------ GIVEN RECORDS

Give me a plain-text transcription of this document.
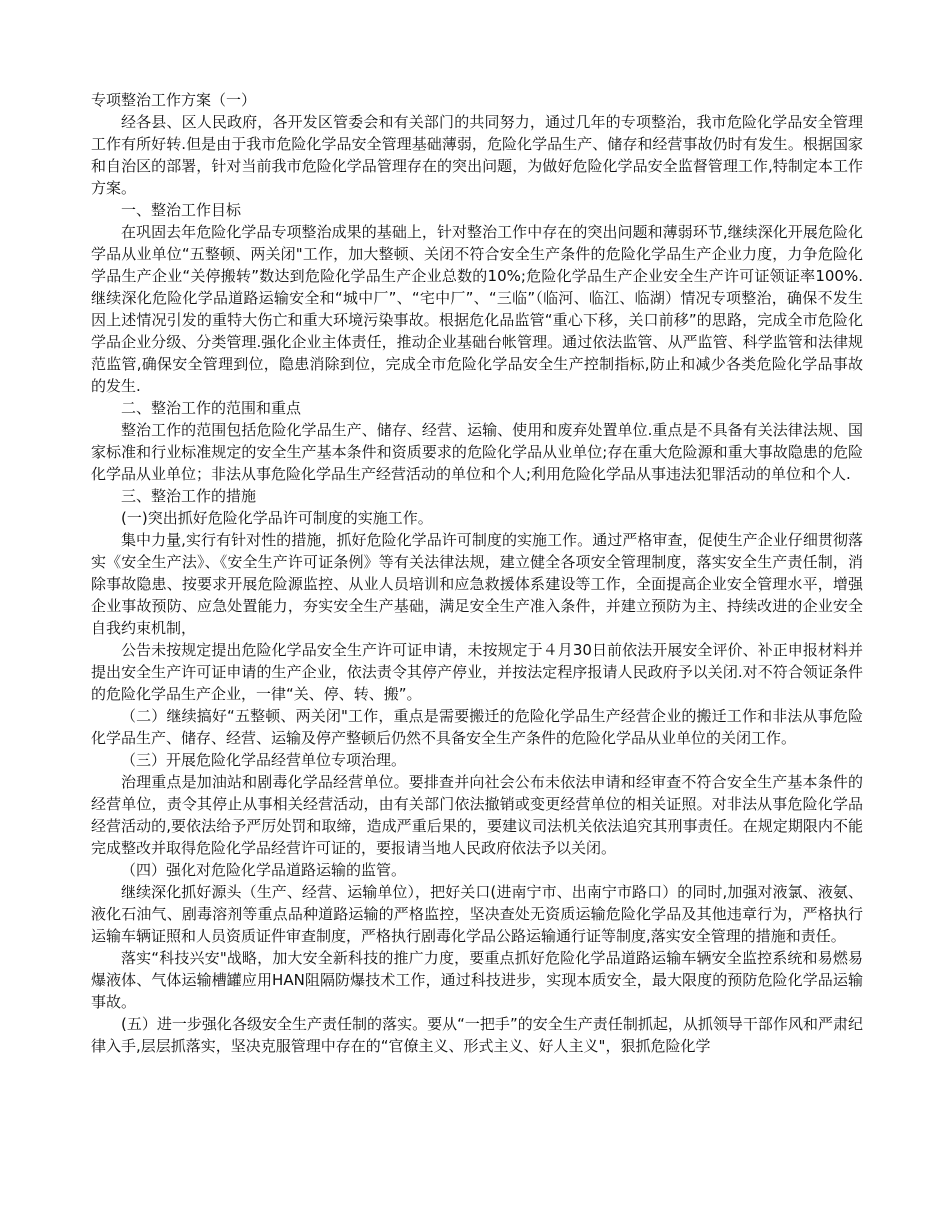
专项整治工作方案（一）

经各县、区人民政府，各开发区管委会和有关部门的共同努力，通过几年的专项整治，我市危险化学品安全管理工作有所好转.但是由于我市危险化学品安全管理基础薄弱，危险化学品生产、储存和经营事故仍时有发生。根据国家和自治区的部署，针对当前我市危险化学品管理存在的突出问题，为做好危险化学品安全监督管理工作,特制定本工作方案。

一、整治工作目标

在巩固去年危险化学品专项整治成果的基础上，针对整治工作中存在的突出问题和薄弱环节,继续深化开展危险化学品从业单位“五整顿、两关闭"工作，加大整顿、关闭不符合安全生产条件的危险化学品生产企业力度，力争危险化学品生产企业“关停搬转”数达到危险化学品生产企业总数的10%;危险化学品生产企业安全生产许可证领证率100%.继续深化危险化学品道路运输安全和“城中厂”、“宅中厂”、“三临”（临河、临江、临湖）情况专项整治，确保不发生因上述情况引发的重特大伤亡和重大环境污染事故。根据危化品监管“重心下移，关口前移”的思路，完成全市危险化学品企业分级、分类管理.强化企业主体责任，推动企业基础台帐管理。通过依法监管、从严监管、科学监管和法律规范监管,确保安全管理到位，隐患消除到位，完成全市危险化学品安全生产控制指标,防止和减少各类危险化学品事故的发生.

二、整治工作的范围和重点

整治工作的范围包括危险化学品生产、储存、经营、运输、使用和废弃处置单位.重点是不具备有关法律法规、国家标准和行业标准规定的安全生产基本条件和资质要求的危险化学品从业单位;存在重大危险源和重大事故隐患的危险化学品从业单位；非法从事危险化学品生产经营活动的单位和个人;利用危险化学品从事违法犯罪活动的单位和个人.

三、整治工作的措施

(一)突出抓好危险化学品许可制度的实施工作。

集中力量,实行有针对性的措施，抓好危险化学品许可制度的实施工作。通过严格审查，促使生产企业仔细贯彻落实《安全生产法》、《安全生产许可证条例》等有关法律法规，建立健全各项安全管理制度，落实安全生产责任制，消除事故隐患、按要求开展危险源监控、从业人员培训和应急救援体系建设等工作，全面提高企业安全管理水平，增强企业事故预防、应急处置能力，夯实安全生产基础，满足安全生产准入条件，并建立预防为主、持续改进的企业安全自我约束机制，

公告未按规定提出危险化学品安全生产许可证申请，未按规定于４月30日前依法开展安全评价、补正申报材料并提出安全生产许可证申请的生产企业，依法责令其停产停业，并按法定程序报请人民政府予以关闭.对不符合领证条件的危险化学品生产企业，一律“关、停、转、搬”。

（二）继续搞好“五整顿、两关闭"工作，重点是需要搬迁的危险化学品生产经营企业的搬迁工作和非法从事危险化学品生产、储存、经营、运输及停产整顿后仍然不具备安全生产条件的危险化学品从业单位的关闭工作。

（三）开展危险化学品经营单位专项治理。

治理重点是加油站和剧毒化学品经营单位。要排查并向社会公布未依法申请和经审查不符合安全生产基本条件的经营单位，责令其停止从事相关经营活动，由有关部门依法撤销或变更经营单位的相关证照。对非法从事危险化学品经营活动的,要依法给予严厉处罚和取缔，造成严重后果的，要建议司法机关依法追究其刑事责任。在规定期限内不能完成整改并取得危险化学品经营许可证的，要报请当地人民政府依法予以关闭。

（四）强化对危险化学品道路运输的监管。

继续深化抓好源头（生产、经营、运输单位），把好关口(进南宁市、出南宁市路口）的同时,加强对液氯、液氨、液化石油气、剧毒溶剂等重点品种道路运输的严格监控，坚决查处无资质运输危险化学品及其他违章行为，严格执行运输车辆证照和人员资质证件审查制度，严格执行剧毒化学品公路运输通行证等制度,落实安全管理的措施和责任。

落实“科技兴安"战略，加大安全新科技的推广力度，要重点抓好危险化学品道路运输车辆安全监控系统和易燃易爆液体、气体运输槽罐应用HAN阻隔防爆技术工作，通过科技进步，实现本质安全，最大限度的预防危险化学品运输事故。

(五）进一步强化各级安全生产责任制的落实。要从“一把手”的安全生产责任制抓起，从抓领导干部作风和严肃纪律入手,层层抓落实，坚决克服管理中存在的“官僚主义、形式主义、好人主义"，狠抓危险化学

------------

# DIRECTION
Print all the records again exactly; do not include any picture.

# RESPONSE TO THIS EXERCISE
Give me a plain-text transcription of this document.
专项整治工作方案（一）

经各县、区人民政府，各开发区管委会和有关部门的共同努力，通过几年的专项整治，我市危险化学品安全管理工作有所好转.但是由于我市危险化学品安全管理基础薄弱，危险化学品生产、储存和经营事故仍时有发生。根据国家和自治区的部署，针对当前我市危险化学品管理存在的突出问题，为做好危险化学品安全监督管理工作,特制定本工作方案。

一、整治工作目标

在巩固去年危险化学品专项整治成果的基础上，针对整治工作中存在的突出问题和薄弱环节,继续深化开展危险化学品从业单位“五整顿、两关闭"工作，加大整顿、关闭不符合安全生产条件的危险化学品生产企业力度，力争危险化学品生产企业“关停搬转”数达到危险化学品生产企业总数的10%;危险化学品生产企业安全生产许可证领证率100%.继续深化危险化学品道路运输安全和“城中厂”、“宅中厂”、“三临”（临河、临江、临湖）情况专项整治，确保不发生因上述情况引发的重特大伤亡和重大环境污染事故。根据危化品监管“重心下移，关口前移”的思路，完成全市危险化学品企业分级、分类管理.强化企业主体责任，推动企业基础台帐管理。通过依法监管、从严监管、科学监管和法律规范监管,确保安全管理到位，隐患消除到位，完成全市危险化学品安全生产控制指标,防止和减少各类危险化学品事故的发生.

二、整治工作的范围和重点

整治工作的范围包括危险化学品生产、储存、经营、运输、使用和废弃处置单位.重点是不具备有关法律法规、国家标准和行业标准规定的安全生产基本条件和资质要求的危险化学品从业单位;存在重大危险源和重大事故隐患的危险化学品从业单位；非法从事危险化学品生产经营活动的单位和个人;利用危险化学品从事违法犯罪活动的单位和个人.

三、整治工作的措施

(一)突出抓好危险化学品许可制度的实施工作。

集中力量,实行有针对性的措施，抓好危险化学品许可制度的实施工作。通过严格审查，促使生产企业仔细贯彻落实《安全生产法》、《安全生产许可证条例》等有关法律法规，建立健全各项安全管理制度，落实安全生产责任制，消除事故隐患、按要求开展危险源监控、从业人员培训和应急救援体系建设等工作，全面提高企业安全管理水平，增强企业事故预防、应急处置能力，夯实安全生产基础，满足安全生产准入条件，并建立预防为主、持续改进的企业安全自我约束机制，

公告未按规定提出危险化学品安全生产许可证申请，未按规定于４月30日前依法开展安全评价、补正申报材料并提出安全生产许可证申请的生产企业，依法责令其停产停业，并按法定程序报请人民政府予以关闭.对不符合领证条件的危险化学品生产企业，一律“关、停、转、搬”。

（二）继续搞好“五整顿、两关闭"工作，重点是需要搬迁的危险化学品生产经营企业的搬迁工作和非法从事危险化学品生产、储存、经营、运输及停产整顿后仍然不具备安全生产条件的危险化学品从业单位的关闭工作。

（三）开展危险化学品经营单位专项治理。

治理重点是加油站和剧毒化学品经营单位。要排查并向社会公布未依法申请和经审查不符合安全生产基本条件的经营单位，责令其停止从事相关经营活动，由有关部门依法撤销或变更经营单位的相关证照。对非法从事危险化学品经营活动的,要依法给予严厉处罚和取缔，造成严重后果的，要建议司法机关依法追究其刑事责任。在规定期限内不能完成整改并取得危险化学品经营许可证的，要报请当地人民政府依法予以关闭。

（四）强化对危险化学品道路运输的监管。

继续深化抓好源头（生产、经营、运输单位），把好关口(进南宁市、出南宁市路口）的同时,加强对液氯、液氨、液化石油气、剧毒溶剂等重点品种道路运输的严格监控，坚决查处无资质运输危险化学品及其他违章行为，严格执行运输车辆证照和人员资质证件审查制度，严格执行剧毒化学品公路运输通行证等制度,落实安全管理的措施和责任。

落实“科技兴安"战略，加大安全新科技的推广力度，要重点抓好危险化学品道路运输车辆安全监控系统和易燃易爆液体、气体运输槽罐应用HAN阻隔防爆技术工作，通过科技进步，实现本质安全，最大限度的预防危险化学品运输事故。

(五）进一步强化各级安全生产责任制的落实。要从“一把手”的安全生产责任制抓起，从抓领导干部作风和严肃纪律入手,层层抓落实，坚决克服管理中存在的“官僚主义、形式主义、好人主义"，狠抓危险化学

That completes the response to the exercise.